(Records from a data collection)

§

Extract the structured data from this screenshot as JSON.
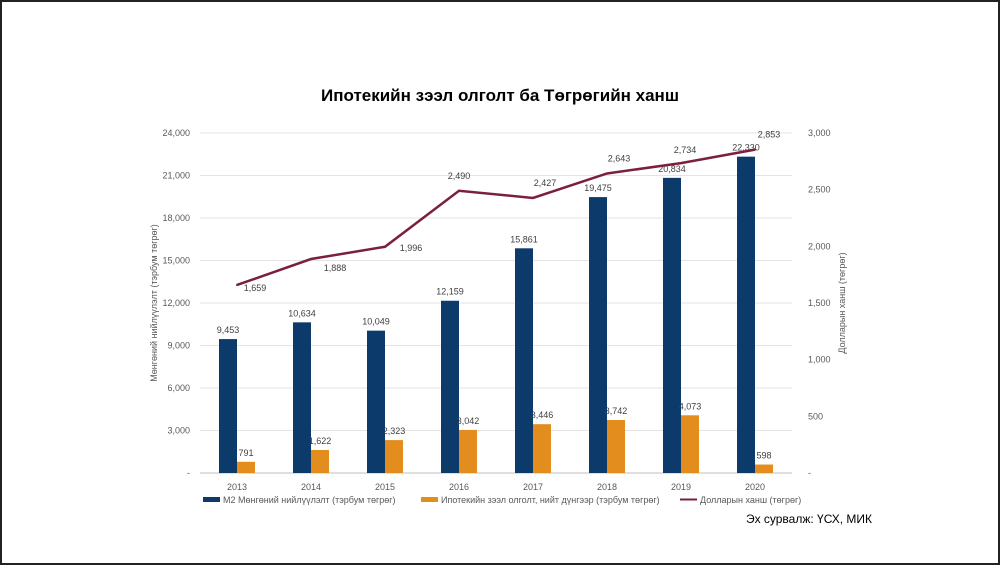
{
  "chart_data": {
    "type": "bar",
    "title": "Ипотекийн зээл олголт ба Төгрөгийн ханш",
    "categories": [
      "2013",
      "2014",
      "2015",
      "2016",
      "2017",
      "2018",
      "2019",
      "2020"
    ],
    "ylabel": "Мөнгөний нийлүүлэлт (тэрбум төгрөг)",
    "y2label": "Долларын ханш (төгрөг)",
    "ylim": [
      0,
      24000
    ],
    "y2lim": [
      0,
      3000
    ],
    "yticks": [
      "-",
      "3,000",
      "6,000",
      "9,000",
      "12,000",
      "15,000",
      "18,000",
      "21,000",
      "24,000"
    ],
    "y2ticks": [
      "-",
      "500",
      "1,000",
      "1,500",
      "2,000",
      "2,500",
      "3,000"
    ],
    "grid": true,
    "legend_position": "bottom",
    "series": [
      {
        "name": "М2 Мөнгөний нийлүүлэлт (тэрбум төгрөг)",
        "type": "bar",
        "axis": "left",
        "color": "#0b3a6b",
        "values": [
          9453,
          10634,
          10049,
          12159,
          15861,
          19475,
          20834,
          22330
        ],
        "labels": [
          "9,453",
          "10,634",
          "10,049",
          "12,159",
          "15,861",
          "19,475",
          "20,834",
          "22,330"
        ]
      },
      {
        "name": "Ипотекийн зээл олголт, нийт дүнгээр (тэрбум төгрөг)",
        "type": "bar",
        "axis": "left",
        "color": "#e28d1e",
        "values": [
          791,
          1622,
          2323,
          3042,
          3446,
          3742,
          4073,
          598
        ],
        "labels": [
          "791",
          "1,622",
          "2,323",
          "3,042",
          "3,446",
          "3,742",
          "4,073",
          "598"
        ]
      },
      {
        "name": "Долларын ханш (төгрөг)",
        "type": "line",
        "axis": "right",
        "color": "#7b1f3e",
        "values": [
          1659,
          1888,
          1996,
          2490,
          2427,
          2643,
          2734,
          2853
        ],
        "labels": [
          "1,659",
          "1,888",
          "1,996",
          "2,490",
          "2,427",
          "2,643",
          "2,734",
          "2,853"
        ]
      }
    ]
  },
  "source": "Эх сурвалж: ҮСХ, МИК"
}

§

* The task
Write out every line of the entries that holds the word "олголт".

* Response
    "title": "Ипотекийн зээл олголт ба Төгрөгийн ханш",
        "name": "Ипотекийн зээл олголт, нийт дүнгээр (тэрбум төгрөг)",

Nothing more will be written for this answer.